Maybe it would have been possible to just call out the toe of the road in the deed description and not monument anything at all, but this is all ag land and these maintenance roads are basically just dirt berms that seem to get mauled by equipment or drift around over time.

Anyway, anyone have some sweet tips on how to make something like this happen without creating a pin farm?

(Also, why is it not possible to upload a .jpg, .png, etc which is probably the most common picture formats on earth...)

I think I might consider meeting the client on-site and setting the corners where the client agrees they should be located. Then, have the crew locate the points I set with the client present.

That's a really good idea, should probably have done that now that I think about it.

Looking at my calc drawing the furthest I'm showing my boundary from the topo linework is 1.8 feet so I'm thinking the crew had a bad fix or maybe missed a jog or something.

I am very confused. If I was asked to divide property at the toe of a road I would do this:

Walk along the toe, setting rebar and cap at agreed intervals, locating those monuments. Then my description would be something like, "Thence (direction) (distance) to a rebar and cap set at the southwest edge of the road, being the toe of a slope;"

If the intention is to follow the toe, have the description follow the toe. Why not have the farmer put marks where they want the monuments, then set them in that place? Why would you shoot the thing and not put rebar in at the same time?

As for what to do now, put in pins. Put 20 of them in, who cares? They will not survive, based on your description of the way these are maintained. The way it "looks" is kind of irrelevant.

Why would you shoot the thing and not put rebar in at the same time?

The owner wasn't sure how exactly he wanted the parcels configured at the time he just knew he wanted the toe to be the line for part of it.

Put 20 of them in, who cares?

I think most surveyors in this state would view that that as creating an unnecessary pin farm mess, myself included.

Can think of a number of cases of the decades that where basically the same situation as what you are tackling. One was about two years ago where the owner was dividing about 60 acres following the toe of a berm forming one side of a waterway that ran completely across the tract of farmland. He was keeping one side and selling the rest. We started off using the longest straight run possible with the owner staying at the last point set until the next point to set was selected by my surveyor. Sometimes that would be 300 feet and some times it would be more like 50 feet. The client then set steel T posts near each bar.

One from about 45 years ago involved such modern equipment as the four-post transit originally owned by Thomas Jefferson and a 100-foot steel tape. One hundred feet between bars being set, with the transit always setting over the last bar set. Literally traversed the entire tract in this fashion. Area was hand calculated.

I had a local attorney who wanted to split the old homestead. We started along the crest of the left side of a drainage, By the time he was finished I must have had 40 lath staked in the ground. His dad came out and blew up, "how much do you think brace posts will cost for this. We got the line down to 3 points.

[Requirement]: In the surveying discussion, what did the client set near each bar during the division of roughly 60 acres along the toe of a berm?

[Provided material]:
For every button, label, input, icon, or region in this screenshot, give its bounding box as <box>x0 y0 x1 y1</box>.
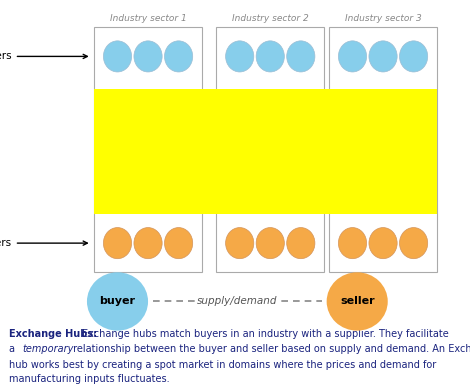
Ellipse shape <box>226 41 254 72</box>
Text: supply/demand: supply/demand <box>197 296 278 307</box>
Ellipse shape <box>338 228 367 259</box>
Ellipse shape <box>369 228 397 259</box>
Bar <box>216 27 324 272</box>
Text: buyer: buyer <box>100 296 135 307</box>
Text: buyers: buyers <box>0 51 87 61</box>
Ellipse shape <box>134 41 162 72</box>
Ellipse shape <box>164 228 193 259</box>
Bar <box>94 89 437 214</box>
Bar <box>94 27 202 272</box>
Ellipse shape <box>400 41 428 72</box>
Text: hub works best by creating a spot market in domains where the prices and demand : hub works best by creating a spot market… <box>9 360 437 370</box>
Ellipse shape <box>369 41 397 72</box>
Text: manufacturing inputs fluctuates.: manufacturing inputs fluctuates. <box>9 374 170 384</box>
Ellipse shape <box>338 41 367 72</box>
Text: seller: seller <box>340 296 375 307</box>
Text: Exchange Hubs:: Exchange Hubs: <box>9 329 98 339</box>
Ellipse shape <box>134 228 162 259</box>
Ellipse shape <box>287 41 315 72</box>
Ellipse shape <box>327 272 388 331</box>
Text: Industry sector 2: Industry sector 2 <box>232 14 309 23</box>
Ellipse shape <box>103 41 132 72</box>
Text: Exchange hubs match buyers in an industry with a supplier. They facilitate: Exchange hubs match buyers in an industr… <box>82 329 449 339</box>
Text: temporary: temporary <box>23 344 74 354</box>
Text: a: a <box>9 344 18 354</box>
Text: Industry sector 1: Industry sector 1 <box>110 14 187 23</box>
Ellipse shape <box>400 228 428 259</box>
Ellipse shape <box>103 228 132 259</box>
Text: Industry sector 3: Industry sector 3 <box>345 14 422 23</box>
Text: sellers: sellers <box>0 238 87 248</box>
Ellipse shape <box>226 228 254 259</box>
Ellipse shape <box>164 41 193 72</box>
Ellipse shape <box>256 41 284 72</box>
Ellipse shape <box>256 228 284 259</box>
Ellipse shape <box>87 272 148 331</box>
Bar <box>329 27 437 272</box>
Text: relationship between the buyer and seller based on supply and demand. An Exchang: relationship between the buyer and selle… <box>70 344 470 354</box>
Ellipse shape <box>287 228 315 259</box>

[Reply to the task]: Steel T posts.